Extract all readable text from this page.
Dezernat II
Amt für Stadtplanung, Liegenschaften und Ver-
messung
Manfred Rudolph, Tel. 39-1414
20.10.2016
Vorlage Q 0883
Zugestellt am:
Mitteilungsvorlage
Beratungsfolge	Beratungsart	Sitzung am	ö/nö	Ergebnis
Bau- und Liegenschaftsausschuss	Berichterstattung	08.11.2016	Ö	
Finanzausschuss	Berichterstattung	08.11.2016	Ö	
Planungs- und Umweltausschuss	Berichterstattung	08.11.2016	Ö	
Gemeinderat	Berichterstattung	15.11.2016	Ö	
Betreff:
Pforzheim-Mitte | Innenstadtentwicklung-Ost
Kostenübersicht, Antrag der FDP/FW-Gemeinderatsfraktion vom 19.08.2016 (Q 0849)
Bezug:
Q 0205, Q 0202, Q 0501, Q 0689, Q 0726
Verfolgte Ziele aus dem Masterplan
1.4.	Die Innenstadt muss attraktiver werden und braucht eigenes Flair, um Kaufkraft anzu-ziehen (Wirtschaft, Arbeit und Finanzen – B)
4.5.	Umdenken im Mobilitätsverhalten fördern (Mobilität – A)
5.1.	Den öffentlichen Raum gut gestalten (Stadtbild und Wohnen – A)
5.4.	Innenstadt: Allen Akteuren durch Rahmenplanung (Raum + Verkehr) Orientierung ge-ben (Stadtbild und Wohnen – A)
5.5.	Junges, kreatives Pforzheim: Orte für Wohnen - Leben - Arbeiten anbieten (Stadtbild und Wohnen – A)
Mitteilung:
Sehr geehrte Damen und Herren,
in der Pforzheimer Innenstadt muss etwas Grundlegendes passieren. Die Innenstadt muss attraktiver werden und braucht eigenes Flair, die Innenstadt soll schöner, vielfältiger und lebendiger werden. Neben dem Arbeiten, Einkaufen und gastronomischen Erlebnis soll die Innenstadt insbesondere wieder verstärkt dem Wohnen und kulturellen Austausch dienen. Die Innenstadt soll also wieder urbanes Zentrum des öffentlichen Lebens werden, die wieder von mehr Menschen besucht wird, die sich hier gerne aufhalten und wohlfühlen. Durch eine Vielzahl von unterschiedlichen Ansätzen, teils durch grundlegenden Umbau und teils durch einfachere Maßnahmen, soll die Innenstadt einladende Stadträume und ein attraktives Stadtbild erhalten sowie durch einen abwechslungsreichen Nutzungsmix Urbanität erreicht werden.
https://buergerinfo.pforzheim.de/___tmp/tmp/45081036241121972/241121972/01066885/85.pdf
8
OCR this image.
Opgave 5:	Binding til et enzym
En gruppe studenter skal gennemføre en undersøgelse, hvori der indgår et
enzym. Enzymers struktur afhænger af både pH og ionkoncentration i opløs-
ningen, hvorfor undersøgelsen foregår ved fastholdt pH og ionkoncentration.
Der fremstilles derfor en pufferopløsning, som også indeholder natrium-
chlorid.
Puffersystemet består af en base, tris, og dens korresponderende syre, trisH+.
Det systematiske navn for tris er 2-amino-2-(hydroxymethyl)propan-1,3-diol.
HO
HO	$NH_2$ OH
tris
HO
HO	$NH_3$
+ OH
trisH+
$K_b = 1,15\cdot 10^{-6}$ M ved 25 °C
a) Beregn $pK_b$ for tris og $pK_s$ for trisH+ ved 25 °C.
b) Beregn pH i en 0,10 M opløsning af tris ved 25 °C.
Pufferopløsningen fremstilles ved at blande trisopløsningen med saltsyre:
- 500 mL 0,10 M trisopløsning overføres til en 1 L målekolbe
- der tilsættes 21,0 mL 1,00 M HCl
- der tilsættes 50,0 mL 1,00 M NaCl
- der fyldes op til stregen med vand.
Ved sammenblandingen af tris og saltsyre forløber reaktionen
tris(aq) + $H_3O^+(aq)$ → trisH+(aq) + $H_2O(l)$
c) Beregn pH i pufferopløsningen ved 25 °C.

* * *

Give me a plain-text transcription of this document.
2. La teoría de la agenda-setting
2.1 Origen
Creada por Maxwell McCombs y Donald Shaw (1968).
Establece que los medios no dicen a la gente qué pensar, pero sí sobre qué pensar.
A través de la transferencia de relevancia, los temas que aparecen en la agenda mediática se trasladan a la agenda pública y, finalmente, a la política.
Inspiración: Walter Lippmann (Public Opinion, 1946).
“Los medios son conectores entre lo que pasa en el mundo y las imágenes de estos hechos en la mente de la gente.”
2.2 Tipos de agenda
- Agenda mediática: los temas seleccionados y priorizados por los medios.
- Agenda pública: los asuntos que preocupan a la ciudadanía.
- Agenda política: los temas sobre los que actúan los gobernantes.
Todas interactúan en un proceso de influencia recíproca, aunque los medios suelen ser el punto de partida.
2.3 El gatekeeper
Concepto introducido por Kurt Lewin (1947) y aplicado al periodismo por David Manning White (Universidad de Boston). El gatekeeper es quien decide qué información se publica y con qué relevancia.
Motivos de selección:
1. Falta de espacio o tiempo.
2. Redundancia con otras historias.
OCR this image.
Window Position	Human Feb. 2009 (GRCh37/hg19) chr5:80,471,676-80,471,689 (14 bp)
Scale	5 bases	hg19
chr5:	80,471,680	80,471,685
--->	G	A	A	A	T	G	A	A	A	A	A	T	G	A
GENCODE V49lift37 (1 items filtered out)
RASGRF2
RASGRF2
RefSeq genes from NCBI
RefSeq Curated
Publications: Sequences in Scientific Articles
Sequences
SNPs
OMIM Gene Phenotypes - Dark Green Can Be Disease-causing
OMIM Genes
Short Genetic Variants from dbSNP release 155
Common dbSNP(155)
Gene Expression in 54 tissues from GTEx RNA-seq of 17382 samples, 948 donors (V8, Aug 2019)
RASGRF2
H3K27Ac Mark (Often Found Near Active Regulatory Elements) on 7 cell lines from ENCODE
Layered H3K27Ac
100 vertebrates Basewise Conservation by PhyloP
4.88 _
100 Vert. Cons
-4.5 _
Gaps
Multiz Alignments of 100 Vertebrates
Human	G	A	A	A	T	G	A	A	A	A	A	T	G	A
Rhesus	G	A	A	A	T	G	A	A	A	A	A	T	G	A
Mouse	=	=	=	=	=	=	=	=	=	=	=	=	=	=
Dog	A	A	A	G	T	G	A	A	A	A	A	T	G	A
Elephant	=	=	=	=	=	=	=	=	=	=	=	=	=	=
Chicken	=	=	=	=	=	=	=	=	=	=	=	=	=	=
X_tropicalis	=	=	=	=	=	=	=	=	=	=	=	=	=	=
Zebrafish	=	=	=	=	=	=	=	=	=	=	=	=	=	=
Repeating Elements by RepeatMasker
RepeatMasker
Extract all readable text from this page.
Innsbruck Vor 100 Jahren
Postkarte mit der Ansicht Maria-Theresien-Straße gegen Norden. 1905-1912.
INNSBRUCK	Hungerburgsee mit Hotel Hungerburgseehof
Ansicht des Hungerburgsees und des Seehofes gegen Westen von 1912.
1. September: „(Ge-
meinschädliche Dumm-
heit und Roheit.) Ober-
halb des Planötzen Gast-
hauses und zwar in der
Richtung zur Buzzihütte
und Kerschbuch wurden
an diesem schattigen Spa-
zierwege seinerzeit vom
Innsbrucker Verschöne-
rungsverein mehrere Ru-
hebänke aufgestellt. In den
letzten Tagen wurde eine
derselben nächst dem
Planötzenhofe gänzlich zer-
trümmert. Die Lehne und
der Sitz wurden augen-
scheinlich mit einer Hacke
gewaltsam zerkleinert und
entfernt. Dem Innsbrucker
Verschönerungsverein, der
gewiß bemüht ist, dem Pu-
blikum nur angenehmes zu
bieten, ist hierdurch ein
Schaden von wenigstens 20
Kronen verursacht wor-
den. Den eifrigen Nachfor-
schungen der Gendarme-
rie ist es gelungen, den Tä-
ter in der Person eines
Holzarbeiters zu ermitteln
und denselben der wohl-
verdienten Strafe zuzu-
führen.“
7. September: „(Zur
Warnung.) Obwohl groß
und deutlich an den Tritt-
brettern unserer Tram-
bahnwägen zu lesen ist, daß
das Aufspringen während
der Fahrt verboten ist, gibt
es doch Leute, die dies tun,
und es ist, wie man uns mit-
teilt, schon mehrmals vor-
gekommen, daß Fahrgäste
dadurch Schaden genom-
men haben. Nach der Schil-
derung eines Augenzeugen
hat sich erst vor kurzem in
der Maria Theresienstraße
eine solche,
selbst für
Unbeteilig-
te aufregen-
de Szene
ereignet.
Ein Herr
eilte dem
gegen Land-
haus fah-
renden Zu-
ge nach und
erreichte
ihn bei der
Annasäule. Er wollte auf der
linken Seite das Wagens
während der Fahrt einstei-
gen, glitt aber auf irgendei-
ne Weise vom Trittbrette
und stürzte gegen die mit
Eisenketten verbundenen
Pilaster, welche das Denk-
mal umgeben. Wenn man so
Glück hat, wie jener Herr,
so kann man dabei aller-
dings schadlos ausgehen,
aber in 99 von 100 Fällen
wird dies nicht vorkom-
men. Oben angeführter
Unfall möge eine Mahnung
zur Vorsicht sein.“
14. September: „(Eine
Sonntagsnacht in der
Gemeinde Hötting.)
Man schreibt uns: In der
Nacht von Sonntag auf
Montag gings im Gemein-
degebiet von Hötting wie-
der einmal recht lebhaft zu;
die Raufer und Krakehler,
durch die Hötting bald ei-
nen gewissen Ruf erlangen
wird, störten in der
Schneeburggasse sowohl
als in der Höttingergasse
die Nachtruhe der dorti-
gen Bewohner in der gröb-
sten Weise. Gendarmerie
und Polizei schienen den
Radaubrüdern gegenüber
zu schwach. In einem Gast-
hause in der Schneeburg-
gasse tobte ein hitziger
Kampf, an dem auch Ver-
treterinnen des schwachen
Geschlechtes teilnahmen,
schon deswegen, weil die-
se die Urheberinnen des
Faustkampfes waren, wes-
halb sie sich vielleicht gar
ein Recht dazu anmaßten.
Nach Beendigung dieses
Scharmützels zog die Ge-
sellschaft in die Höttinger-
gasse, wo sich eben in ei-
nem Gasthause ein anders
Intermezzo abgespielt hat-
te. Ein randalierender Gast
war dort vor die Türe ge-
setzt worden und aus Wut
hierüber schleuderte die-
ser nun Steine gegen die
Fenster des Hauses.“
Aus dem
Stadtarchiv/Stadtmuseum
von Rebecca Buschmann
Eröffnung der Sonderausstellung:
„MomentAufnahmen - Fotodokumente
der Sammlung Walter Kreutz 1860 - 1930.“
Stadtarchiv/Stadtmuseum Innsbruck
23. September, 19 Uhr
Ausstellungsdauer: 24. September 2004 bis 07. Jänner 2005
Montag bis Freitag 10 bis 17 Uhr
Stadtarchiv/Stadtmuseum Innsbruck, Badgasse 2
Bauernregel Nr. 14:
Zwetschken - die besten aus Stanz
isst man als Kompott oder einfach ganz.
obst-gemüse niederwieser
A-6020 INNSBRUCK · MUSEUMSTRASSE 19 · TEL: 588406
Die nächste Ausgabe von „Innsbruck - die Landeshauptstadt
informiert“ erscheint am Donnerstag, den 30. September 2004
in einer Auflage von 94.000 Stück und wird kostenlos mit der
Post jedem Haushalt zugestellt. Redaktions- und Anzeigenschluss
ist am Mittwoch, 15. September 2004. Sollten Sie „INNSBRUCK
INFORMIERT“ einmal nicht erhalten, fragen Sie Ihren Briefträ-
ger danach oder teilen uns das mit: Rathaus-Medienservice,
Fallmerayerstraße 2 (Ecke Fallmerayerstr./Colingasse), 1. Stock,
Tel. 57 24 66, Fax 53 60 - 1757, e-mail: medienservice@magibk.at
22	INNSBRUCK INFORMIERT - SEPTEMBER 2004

--

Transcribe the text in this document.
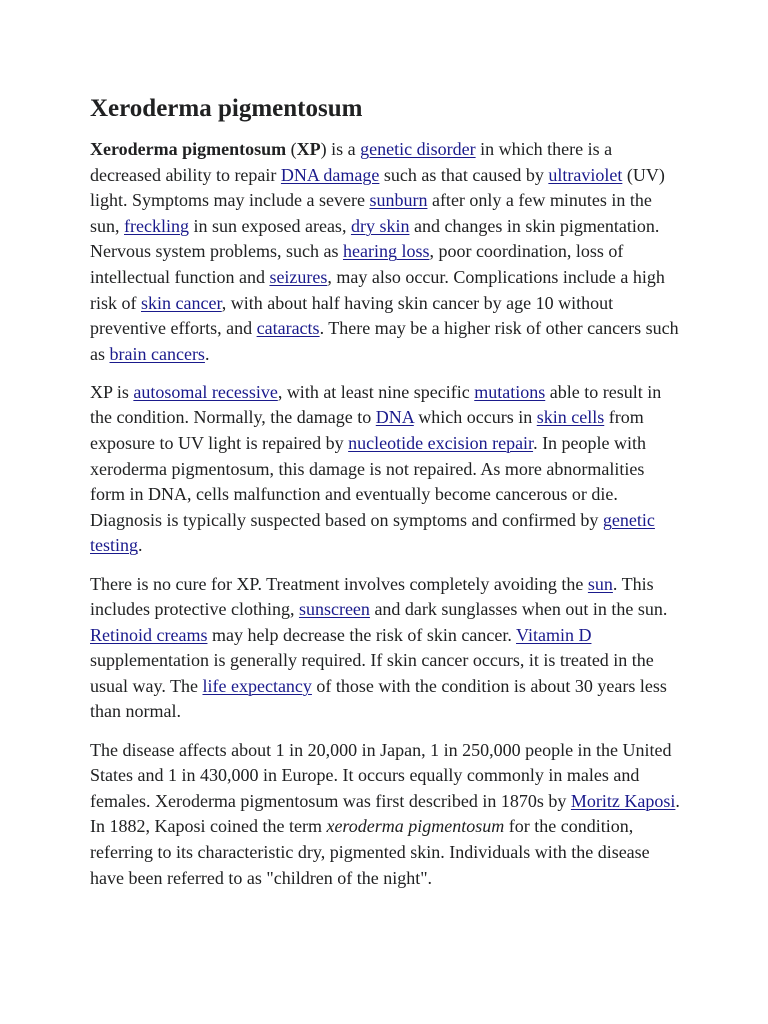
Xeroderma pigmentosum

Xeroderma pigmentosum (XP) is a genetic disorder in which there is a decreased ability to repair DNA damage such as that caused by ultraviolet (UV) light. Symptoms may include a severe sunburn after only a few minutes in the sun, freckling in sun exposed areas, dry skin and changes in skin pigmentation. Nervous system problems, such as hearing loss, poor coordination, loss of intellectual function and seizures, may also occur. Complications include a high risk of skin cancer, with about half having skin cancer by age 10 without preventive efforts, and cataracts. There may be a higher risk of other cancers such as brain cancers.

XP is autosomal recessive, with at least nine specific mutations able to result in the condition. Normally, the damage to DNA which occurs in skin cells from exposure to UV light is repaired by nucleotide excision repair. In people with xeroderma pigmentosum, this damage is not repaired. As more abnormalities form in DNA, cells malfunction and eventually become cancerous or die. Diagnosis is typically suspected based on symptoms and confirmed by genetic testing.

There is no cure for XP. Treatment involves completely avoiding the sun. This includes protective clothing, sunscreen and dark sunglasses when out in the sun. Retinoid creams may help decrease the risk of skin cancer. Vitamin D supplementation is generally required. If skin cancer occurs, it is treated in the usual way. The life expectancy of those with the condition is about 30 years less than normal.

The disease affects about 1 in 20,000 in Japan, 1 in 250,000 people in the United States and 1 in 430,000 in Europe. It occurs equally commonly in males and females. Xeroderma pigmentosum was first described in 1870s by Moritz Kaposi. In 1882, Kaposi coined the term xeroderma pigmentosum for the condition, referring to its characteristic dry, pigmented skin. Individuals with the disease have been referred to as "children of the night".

WORK INSTRUCTION:
Copy task for the entries above: every line with the string "während".

OUTPUT BELOW:
das Aufspringen während
während der Fahrt einstei-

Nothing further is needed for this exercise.